> **Description of the task**
Once the pictures are set aside, transcribe the remaining data exactly.

> **Extracted information**
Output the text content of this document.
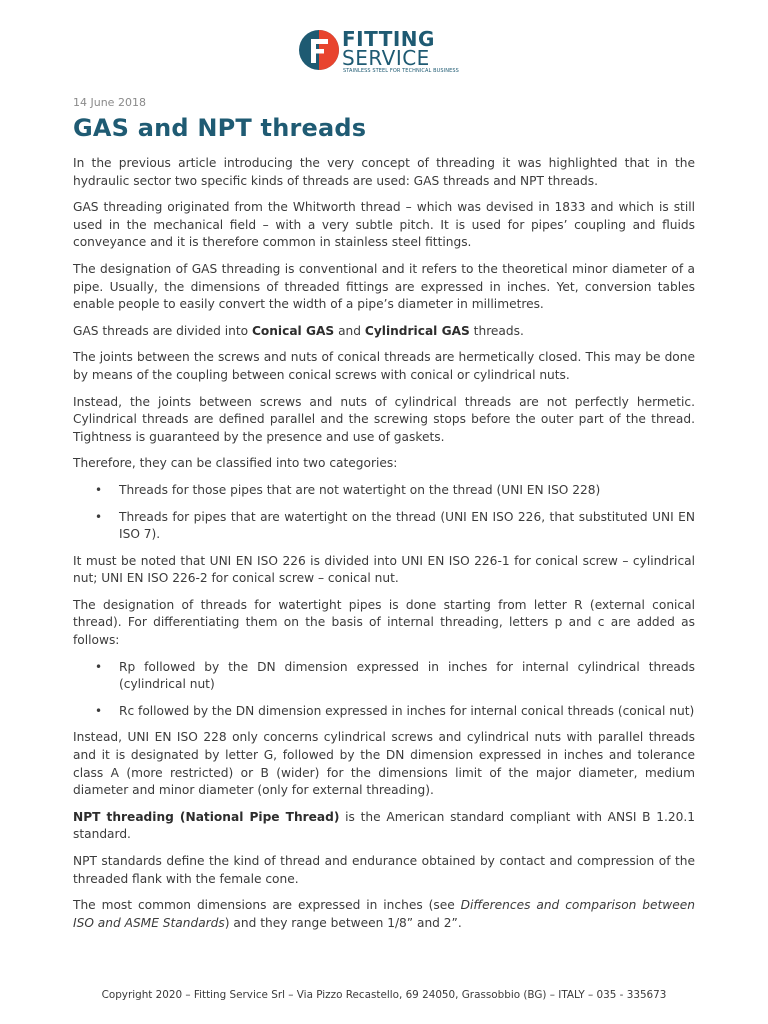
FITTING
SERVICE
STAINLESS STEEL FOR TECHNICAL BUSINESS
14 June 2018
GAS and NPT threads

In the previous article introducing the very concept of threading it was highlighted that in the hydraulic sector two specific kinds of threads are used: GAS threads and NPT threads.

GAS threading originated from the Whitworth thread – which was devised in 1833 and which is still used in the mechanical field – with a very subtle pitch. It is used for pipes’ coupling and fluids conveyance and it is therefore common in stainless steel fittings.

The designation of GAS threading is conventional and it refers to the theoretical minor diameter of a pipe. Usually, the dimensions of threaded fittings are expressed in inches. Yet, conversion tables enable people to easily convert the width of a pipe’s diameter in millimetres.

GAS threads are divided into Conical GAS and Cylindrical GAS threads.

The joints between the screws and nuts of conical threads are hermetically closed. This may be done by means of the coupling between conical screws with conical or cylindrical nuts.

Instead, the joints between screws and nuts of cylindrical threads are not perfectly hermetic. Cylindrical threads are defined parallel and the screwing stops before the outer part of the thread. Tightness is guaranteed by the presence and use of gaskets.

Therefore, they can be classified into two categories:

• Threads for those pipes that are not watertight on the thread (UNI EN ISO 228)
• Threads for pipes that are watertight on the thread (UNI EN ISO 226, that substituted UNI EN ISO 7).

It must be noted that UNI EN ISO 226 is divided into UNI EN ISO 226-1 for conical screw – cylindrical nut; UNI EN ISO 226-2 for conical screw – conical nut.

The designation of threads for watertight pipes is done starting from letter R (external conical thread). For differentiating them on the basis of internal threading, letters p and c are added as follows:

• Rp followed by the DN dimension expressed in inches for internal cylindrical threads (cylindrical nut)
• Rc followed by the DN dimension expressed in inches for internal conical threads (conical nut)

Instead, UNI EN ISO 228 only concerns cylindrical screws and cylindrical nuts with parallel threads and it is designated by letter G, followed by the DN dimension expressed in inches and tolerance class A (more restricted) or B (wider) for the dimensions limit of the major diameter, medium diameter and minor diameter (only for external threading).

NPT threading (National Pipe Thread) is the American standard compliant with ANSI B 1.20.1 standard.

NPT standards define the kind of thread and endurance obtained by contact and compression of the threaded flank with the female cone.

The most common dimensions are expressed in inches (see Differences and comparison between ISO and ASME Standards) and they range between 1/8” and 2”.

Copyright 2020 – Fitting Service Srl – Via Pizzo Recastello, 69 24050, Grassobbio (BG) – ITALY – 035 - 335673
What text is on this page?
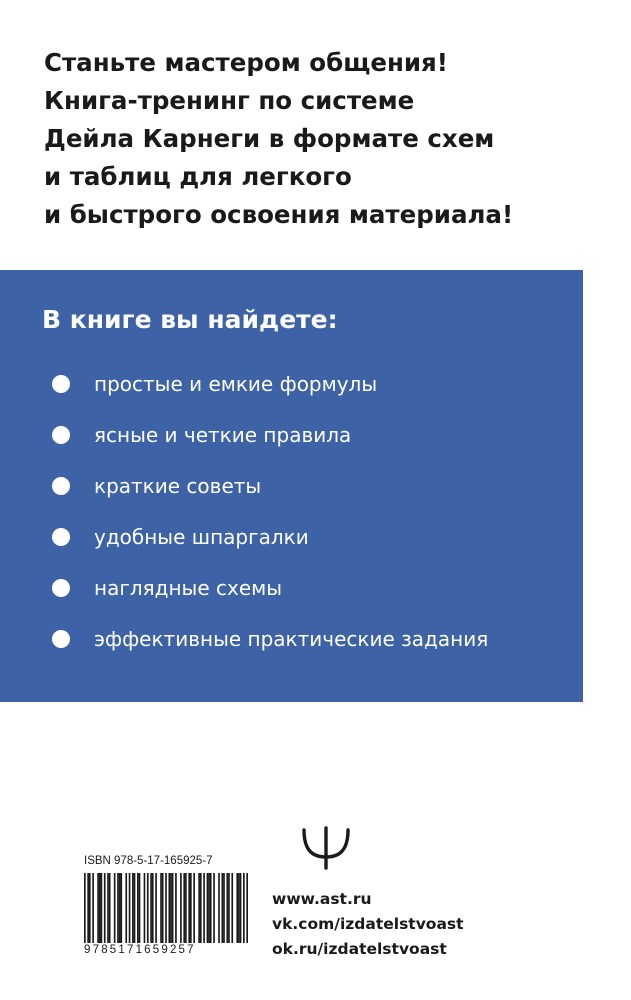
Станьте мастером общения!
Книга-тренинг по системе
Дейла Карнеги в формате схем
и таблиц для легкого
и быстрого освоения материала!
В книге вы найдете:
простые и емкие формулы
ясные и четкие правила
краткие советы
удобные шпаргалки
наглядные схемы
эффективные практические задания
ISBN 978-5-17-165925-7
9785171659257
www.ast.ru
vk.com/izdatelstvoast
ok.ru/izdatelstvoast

> **Written reply**
Output the text content of this document.
FITTING
SERVICE
STAINLESS STEEL FOR TECHNICAL BUSINESS
14 June 2018
GAS and NPT threads

In the previous article introducing the very concept of threading it was highlighted that in the hydraulic sector two specific kinds of threads are used: GAS threads and NPT threads.

GAS threading originated from the Whitworth thread – which was devised in 1833 and which is still used in the mechanical field – with a very subtle pitch. It is used for pipes’ coupling and fluids conveyance and it is therefore common in stainless steel fittings.

The designation of GAS threading is conventional and it refers to the theoretical minor diameter of a pipe. Usually, the dimensions of threaded fittings are expressed in inches. Yet, conversion tables enable people to easily convert the width of a pipe’s diameter in millimetres.

GAS threads are divided into Conical GAS and Cylindrical GAS threads.

The joints between the screws and nuts of conical threads are hermetically closed. This may be done by means of the coupling between conical screws with conical or cylindrical nuts.

Instead, the joints between screws and nuts of cylindrical threads are not perfectly hermetic. Cylindrical threads are defined parallel and the screwing stops before the outer part of the thread. Tightness is guaranteed by the presence and use of gaskets.

Therefore, they can be classified into two categories:

• Threads for those pipes that are not watertight on the thread (UNI EN ISO 228)
• Threads for pipes that are watertight on the thread (UNI EN ISO 226, that substituted UNI EN ISO 7).

It must be noted that UNI EN ISO 226 is divided into UNI EN ISO 226-1 for conical screw – cylindrical nut; UNI EN ISO 226-2 for conical screw – conical nut.

The designation of threads for watertight pipes is done starting from letter R (external conical thread). For differentiating them on the basis of internal threading, letters p and c are added as follows:

• Rp followed by the DN dimension expressed in inches for internal cylindrical threads (cylindrical nut)
• Rc followed by the DN dimension expressed in inches for internal conical threads (conical nut)

Instead, UNI EN ISO 228 only concerns cylindrical screws and cylindrical nuts with parallel threads and it is designated by letter G, followed by the DN dimension expressed in inches and tolerance class A (more restricted) or B (wider) for the dimensions limit of the major diameter, medium diameter and minor diameter (only for external threading).

NPT threading (National Pipe Thread) is the American standard compliant with ANSI B 1.20.1 standard.

NPT standards define the kind of thread and endurance obtained by contact and compression of the threaded flank with the female cone.

The most common dimensions are expressed in inches (see Differences and comparison between ISO and ASME Standards) and they range between 1/8” and 2”.

Copyright 2020 – Fitting Service Srl – Via Pizzo Recastello, 69 24050, Grassobbio (BG) – ITALY – 035 - 335673
What text is on this page?
Станьте мастером общения!
Книга-тренинг по системе
Дейла Карнеги в формате схем
и таблиц для легкого
и быстрого освоения материала!
В книге вы найдете:
простые и емкие формулы
ясные и четкие правила
краткие советы
удобные шпаргалки
наглядные схемы
эффективные практические задания
ISBN 978-5-17-165925-7
9785171659257
www.ast.ru
vk.com/izdatelstvoast
ok.ru/izdatelstvoast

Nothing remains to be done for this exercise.